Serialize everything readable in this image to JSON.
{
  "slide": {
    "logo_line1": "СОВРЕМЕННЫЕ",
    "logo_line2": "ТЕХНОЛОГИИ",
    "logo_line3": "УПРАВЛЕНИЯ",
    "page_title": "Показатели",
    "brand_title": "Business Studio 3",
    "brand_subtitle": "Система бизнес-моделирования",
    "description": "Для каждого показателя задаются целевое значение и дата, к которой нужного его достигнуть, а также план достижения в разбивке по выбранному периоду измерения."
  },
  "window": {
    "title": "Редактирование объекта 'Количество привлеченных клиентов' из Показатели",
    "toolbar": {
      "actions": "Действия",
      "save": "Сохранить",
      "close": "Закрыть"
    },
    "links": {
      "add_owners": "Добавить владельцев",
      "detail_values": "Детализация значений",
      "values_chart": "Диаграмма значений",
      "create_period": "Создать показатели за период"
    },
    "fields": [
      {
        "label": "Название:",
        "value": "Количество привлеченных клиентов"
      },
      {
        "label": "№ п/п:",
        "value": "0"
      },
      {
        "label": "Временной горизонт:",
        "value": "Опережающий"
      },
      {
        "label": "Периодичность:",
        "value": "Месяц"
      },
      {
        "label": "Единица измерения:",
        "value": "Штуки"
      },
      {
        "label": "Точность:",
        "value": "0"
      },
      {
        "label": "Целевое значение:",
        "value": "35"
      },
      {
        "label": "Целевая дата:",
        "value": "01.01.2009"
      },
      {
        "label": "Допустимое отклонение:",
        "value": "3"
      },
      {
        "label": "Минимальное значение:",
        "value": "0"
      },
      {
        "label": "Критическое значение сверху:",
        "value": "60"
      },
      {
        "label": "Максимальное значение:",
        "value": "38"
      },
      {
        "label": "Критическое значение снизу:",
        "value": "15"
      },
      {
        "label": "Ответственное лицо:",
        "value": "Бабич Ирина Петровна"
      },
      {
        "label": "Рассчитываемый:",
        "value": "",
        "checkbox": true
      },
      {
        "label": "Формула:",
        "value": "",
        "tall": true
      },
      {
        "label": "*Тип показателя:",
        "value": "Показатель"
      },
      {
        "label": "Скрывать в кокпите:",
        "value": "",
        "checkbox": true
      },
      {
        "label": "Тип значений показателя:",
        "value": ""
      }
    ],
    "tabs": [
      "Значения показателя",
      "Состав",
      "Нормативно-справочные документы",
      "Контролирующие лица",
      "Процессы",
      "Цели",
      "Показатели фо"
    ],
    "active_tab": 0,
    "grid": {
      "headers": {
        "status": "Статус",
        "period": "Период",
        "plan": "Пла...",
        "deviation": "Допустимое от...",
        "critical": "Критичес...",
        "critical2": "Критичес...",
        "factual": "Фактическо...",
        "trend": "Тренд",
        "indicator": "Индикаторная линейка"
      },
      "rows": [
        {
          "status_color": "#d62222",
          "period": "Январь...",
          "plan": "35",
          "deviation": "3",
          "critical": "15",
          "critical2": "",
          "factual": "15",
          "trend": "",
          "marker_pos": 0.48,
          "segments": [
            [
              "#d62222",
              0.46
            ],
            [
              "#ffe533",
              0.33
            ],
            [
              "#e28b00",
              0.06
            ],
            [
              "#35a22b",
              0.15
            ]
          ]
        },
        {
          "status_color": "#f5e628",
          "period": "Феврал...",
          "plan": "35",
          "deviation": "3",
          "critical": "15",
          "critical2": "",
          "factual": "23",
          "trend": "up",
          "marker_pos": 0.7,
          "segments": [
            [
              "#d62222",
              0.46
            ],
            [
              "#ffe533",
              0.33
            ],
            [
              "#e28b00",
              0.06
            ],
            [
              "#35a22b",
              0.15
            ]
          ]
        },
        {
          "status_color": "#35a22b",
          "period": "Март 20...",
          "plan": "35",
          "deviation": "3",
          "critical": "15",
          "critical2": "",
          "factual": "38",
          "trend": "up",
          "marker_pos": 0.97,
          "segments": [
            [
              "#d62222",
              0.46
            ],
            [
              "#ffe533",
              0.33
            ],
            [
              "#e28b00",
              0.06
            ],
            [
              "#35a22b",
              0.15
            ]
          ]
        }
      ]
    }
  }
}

• What to produce: Copy every line of the listing containing the string "привлеченных".

• Finished answer:
    "title": "Редактирование объекта 'Количество привлеченных клиентов' из Показатели",
        "value": "Количество привлеченных клиентов"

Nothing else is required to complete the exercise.